[start Given entries]

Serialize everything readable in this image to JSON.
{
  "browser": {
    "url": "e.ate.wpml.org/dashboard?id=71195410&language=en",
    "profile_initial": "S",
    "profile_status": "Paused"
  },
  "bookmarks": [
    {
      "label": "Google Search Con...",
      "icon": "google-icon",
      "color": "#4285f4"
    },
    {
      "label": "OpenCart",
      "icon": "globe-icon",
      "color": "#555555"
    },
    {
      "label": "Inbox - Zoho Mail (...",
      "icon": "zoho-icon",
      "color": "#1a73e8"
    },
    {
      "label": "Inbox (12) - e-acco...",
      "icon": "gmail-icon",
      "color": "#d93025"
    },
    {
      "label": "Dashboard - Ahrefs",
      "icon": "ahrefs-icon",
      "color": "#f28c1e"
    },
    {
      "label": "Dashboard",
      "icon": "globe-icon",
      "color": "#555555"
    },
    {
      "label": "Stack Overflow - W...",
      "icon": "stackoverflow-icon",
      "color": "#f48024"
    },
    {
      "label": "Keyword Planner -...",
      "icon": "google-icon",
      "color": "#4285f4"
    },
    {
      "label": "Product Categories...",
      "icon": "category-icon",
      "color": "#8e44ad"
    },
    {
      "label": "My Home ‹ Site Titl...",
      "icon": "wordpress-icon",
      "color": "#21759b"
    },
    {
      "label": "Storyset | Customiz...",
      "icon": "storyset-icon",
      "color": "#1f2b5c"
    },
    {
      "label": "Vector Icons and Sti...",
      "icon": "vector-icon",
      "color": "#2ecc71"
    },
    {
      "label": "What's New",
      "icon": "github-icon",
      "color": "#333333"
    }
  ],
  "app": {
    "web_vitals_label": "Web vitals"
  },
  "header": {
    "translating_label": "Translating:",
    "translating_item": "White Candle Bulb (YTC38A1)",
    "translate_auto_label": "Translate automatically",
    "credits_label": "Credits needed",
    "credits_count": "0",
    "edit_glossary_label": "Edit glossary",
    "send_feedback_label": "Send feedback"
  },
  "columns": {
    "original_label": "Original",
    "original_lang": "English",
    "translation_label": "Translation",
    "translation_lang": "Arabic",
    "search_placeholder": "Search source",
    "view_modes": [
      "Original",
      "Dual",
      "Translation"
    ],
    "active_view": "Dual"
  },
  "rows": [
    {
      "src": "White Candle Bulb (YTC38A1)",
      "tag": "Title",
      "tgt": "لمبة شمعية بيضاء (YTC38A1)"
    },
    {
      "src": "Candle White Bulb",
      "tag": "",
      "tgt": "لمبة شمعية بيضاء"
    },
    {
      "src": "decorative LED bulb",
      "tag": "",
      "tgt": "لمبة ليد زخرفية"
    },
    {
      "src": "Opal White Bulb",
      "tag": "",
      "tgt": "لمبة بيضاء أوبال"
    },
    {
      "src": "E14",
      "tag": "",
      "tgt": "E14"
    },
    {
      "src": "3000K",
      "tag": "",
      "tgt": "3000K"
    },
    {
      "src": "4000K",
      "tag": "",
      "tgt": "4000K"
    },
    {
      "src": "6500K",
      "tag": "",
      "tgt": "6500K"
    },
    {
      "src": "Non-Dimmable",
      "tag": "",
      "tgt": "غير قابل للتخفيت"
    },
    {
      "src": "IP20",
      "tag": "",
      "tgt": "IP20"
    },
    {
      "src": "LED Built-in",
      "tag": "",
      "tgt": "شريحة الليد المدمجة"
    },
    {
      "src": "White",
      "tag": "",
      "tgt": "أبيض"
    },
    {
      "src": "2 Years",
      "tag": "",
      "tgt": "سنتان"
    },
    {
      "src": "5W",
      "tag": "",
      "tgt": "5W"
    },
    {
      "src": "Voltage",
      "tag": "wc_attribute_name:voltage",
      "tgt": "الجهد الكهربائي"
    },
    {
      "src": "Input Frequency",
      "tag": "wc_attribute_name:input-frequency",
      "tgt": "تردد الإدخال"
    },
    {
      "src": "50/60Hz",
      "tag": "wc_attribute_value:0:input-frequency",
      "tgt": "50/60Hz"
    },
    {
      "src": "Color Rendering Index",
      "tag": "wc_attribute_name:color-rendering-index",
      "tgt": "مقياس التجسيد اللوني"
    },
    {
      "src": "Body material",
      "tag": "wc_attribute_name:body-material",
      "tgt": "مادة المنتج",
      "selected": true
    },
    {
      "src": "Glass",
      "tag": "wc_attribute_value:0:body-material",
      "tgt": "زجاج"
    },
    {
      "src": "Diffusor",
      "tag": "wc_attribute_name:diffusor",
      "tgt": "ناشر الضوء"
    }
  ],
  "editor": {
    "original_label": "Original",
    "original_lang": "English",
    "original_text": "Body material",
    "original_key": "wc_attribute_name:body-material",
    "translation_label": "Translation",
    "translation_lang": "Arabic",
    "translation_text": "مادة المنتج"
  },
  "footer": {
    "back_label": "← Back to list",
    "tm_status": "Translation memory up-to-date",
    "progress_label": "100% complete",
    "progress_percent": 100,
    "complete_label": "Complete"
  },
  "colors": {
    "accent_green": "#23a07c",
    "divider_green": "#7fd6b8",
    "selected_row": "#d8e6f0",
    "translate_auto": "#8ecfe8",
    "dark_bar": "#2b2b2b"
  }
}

[end Given entries]

What you will do: Using the listing above, say how many of its lines contain the string "Candle", giving nothing but the figure.

Written answer: 3